_DIRECTIONS FOR THIS TASK_
Using the tech news text below, answer each question, numbering your answers to match.
1. Which two senators are looking into antitrust matters over Google's dominance of search?
2. Until when must Kodak now wait for a decision on its patent disputes with Apple and RIM?
3. Who is named as Andy Lees' replacement at Microsoft?

RIM has been having a rough time of late with the delays to the company-saving phone, the mega-losses, and the theft of a truckload of PlayBooks in Indiana, not to mention the disaster of the PlayBook itself. Who on earth decided that it could only access email if you were using a BackBerry phone too: surely not a Steve Jobs? The value of the company has plummeted and the twin-CEOs now pay themselves a dollar each (symbolically what Jobs was paid). We read in an item by Katie Marsal on AppleInsider that the value of RIM has now been shown to be less than Apple's app store: a comparatively small part of that operation.


We have been looking at the way Al Franken has been after Carrier IQ of late, and now we read on Electronista that other Senators, Herb Kohl and Mike Lee (a Democrat and a Republican), are looking into anti-trust matters with the way Google dominates search: the desktop are being examined, but also mobile phones where Android gives it a significant advantage.

Google also let slip (surely not an accident) that they would have a tablet of the highest quality in 6 months, which in my reckoning is about 2 years late. Electronista tells us that Eric Schmidt was interviewed by Corriere Della Sera -- an Italian newspaper -- and Electronista speculates that this could be another Nexus running a later version of Android.

Not so lucky this week is Kodak who are waiting for a decision on patent disputes they have with Apple and RIM, but now have to wait until next September instead of the end of this year, Electronista report. The delay may prove fatal as the once great photography company is bleeding despite a full portfolio of tech patents. Chapter 11 may be a way out.


Other Matters

We mentioned earlier that over at Redmond the head of the Windows program, Andy Lees was canned, benched, moved (depending on the source). Woody from Phuket is a bit more blunt on InfoWorld: he was sacked. Woody has some interesting background to the musical chairs at Microsoft and is all for the consolidation that Lees' replacement, Steve Sinofsky, should bring.

I don't know why I saved this link, but I guess it seemed like a good idea at the time: over at Endgadget, Tim Stevens has a review of the Galaxy Nexus. Mind you, I am not sure if he is sure if it is good or no so good as there seem to be some of what I think of as basics, missing. Ah, now I remember. It was this:

It's well known that LTE can put a real hurting on phone longevity and that appears to be the case here as well, our Nexus struggling to hold on to a charge in day-to-day use with all antennas firing. We've as of yet had very limited time with the thing, but in our 24 hours of intensive testing we had to reach for the charger multiple times.

_LISTED ENTRIES_

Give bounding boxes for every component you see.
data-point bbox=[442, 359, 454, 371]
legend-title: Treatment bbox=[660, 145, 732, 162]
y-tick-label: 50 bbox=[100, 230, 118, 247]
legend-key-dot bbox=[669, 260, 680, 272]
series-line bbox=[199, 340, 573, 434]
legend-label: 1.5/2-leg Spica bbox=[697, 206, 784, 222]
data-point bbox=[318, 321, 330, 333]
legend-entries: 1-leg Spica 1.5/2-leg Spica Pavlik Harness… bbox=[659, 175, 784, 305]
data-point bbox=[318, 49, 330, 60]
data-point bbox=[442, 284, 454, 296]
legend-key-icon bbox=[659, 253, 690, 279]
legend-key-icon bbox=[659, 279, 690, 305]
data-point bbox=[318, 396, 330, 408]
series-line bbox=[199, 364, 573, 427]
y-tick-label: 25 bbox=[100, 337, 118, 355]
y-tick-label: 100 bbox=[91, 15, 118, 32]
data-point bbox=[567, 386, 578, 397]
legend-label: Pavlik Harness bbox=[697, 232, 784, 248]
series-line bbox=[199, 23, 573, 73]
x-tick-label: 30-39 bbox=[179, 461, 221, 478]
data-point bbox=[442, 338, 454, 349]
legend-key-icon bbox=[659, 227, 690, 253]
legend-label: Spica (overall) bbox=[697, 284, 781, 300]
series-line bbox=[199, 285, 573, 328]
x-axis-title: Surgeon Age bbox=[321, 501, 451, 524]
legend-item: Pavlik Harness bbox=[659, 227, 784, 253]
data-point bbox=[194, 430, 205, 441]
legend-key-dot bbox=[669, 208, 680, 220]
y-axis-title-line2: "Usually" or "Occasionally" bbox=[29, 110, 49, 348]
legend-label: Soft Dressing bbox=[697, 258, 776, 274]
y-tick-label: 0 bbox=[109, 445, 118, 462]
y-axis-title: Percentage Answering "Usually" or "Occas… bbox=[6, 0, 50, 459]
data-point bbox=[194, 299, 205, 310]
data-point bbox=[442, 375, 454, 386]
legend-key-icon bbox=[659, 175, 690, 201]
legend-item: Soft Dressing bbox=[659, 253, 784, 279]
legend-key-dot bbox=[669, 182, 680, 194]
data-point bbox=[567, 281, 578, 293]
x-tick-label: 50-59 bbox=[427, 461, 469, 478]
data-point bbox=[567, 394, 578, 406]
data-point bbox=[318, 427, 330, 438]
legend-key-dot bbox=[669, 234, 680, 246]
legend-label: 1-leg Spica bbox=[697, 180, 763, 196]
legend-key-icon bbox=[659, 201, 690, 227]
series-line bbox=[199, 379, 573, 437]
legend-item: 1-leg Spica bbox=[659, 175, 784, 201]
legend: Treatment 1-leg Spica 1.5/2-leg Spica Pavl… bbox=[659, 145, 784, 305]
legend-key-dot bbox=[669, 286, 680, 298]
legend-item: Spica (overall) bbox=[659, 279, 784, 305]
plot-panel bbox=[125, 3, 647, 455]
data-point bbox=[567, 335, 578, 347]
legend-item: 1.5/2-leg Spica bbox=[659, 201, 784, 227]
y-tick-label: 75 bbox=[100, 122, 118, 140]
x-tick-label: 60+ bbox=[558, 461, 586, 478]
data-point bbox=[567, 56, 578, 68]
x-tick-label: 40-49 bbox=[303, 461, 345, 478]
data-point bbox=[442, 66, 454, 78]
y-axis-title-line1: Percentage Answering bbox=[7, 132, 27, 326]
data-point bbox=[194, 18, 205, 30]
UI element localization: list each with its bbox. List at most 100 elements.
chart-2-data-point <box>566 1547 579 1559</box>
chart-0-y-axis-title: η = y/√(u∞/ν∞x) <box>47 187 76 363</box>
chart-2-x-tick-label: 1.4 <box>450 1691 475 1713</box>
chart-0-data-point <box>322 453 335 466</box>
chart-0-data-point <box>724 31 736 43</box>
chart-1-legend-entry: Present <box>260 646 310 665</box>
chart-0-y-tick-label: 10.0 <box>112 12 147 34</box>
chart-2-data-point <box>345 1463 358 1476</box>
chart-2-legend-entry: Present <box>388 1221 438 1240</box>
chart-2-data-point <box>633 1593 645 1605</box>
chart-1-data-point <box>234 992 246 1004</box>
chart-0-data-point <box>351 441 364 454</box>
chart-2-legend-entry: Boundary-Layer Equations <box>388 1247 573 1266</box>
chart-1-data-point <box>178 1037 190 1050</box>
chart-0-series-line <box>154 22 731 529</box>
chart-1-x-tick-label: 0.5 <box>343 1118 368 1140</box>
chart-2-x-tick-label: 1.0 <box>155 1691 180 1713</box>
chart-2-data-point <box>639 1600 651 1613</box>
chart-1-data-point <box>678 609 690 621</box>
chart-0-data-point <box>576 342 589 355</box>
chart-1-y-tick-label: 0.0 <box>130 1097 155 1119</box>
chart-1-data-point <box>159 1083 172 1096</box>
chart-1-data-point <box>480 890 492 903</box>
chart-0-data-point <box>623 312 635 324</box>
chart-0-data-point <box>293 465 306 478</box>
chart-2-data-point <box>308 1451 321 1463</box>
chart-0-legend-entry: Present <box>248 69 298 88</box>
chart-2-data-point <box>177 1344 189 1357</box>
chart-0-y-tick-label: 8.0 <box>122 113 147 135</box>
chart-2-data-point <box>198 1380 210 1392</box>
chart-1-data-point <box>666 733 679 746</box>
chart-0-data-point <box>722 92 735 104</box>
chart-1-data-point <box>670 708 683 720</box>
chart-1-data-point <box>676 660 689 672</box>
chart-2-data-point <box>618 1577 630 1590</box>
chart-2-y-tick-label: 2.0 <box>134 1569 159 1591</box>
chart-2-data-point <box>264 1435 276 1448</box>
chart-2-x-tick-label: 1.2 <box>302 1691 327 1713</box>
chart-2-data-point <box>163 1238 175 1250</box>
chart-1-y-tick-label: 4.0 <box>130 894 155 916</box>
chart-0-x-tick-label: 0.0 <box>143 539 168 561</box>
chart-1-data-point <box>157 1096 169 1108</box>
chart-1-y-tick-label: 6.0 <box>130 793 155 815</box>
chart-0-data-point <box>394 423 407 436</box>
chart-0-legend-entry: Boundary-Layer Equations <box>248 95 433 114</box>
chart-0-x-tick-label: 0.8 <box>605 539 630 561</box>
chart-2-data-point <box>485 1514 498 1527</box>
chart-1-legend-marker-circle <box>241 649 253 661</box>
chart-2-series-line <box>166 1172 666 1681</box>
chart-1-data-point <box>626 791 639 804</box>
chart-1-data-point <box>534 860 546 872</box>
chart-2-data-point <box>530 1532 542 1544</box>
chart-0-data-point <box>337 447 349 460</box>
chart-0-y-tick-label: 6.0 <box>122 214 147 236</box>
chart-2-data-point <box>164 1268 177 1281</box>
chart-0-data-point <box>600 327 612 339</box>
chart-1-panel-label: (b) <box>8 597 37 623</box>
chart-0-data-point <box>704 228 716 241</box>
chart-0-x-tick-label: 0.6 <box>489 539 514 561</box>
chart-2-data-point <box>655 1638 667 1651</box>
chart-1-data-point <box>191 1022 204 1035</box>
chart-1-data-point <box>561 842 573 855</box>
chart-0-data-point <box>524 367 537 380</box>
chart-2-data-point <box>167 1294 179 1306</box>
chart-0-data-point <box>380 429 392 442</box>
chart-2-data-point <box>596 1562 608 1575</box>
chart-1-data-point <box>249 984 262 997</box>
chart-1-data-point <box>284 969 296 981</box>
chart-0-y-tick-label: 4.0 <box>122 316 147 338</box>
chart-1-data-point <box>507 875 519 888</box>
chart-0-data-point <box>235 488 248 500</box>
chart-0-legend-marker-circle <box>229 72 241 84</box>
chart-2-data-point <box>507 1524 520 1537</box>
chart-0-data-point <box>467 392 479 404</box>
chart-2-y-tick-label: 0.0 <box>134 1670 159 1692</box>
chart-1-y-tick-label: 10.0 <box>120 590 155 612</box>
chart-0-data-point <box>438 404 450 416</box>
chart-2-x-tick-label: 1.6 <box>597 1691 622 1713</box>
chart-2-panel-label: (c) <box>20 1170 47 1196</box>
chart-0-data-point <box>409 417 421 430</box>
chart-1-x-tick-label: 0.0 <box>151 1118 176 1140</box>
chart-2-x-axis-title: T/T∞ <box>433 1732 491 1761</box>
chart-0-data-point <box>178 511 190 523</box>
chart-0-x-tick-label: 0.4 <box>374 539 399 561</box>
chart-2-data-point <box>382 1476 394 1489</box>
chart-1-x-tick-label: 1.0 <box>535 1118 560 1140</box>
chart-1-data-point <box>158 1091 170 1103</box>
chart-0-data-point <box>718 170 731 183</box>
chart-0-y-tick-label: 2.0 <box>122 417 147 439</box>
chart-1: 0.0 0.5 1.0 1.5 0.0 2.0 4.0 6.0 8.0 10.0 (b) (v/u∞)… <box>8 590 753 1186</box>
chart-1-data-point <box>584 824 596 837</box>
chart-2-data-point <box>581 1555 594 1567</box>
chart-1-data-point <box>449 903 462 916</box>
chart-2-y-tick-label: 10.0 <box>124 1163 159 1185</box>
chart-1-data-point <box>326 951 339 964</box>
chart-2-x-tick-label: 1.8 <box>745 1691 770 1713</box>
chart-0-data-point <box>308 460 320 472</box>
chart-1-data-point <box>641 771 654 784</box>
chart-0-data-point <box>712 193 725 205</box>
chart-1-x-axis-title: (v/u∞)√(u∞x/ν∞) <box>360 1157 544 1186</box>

_WRITTEN REPLY_
1. Herb Kohl and Mike Lee
2. Next September
3. Steve Sinofsky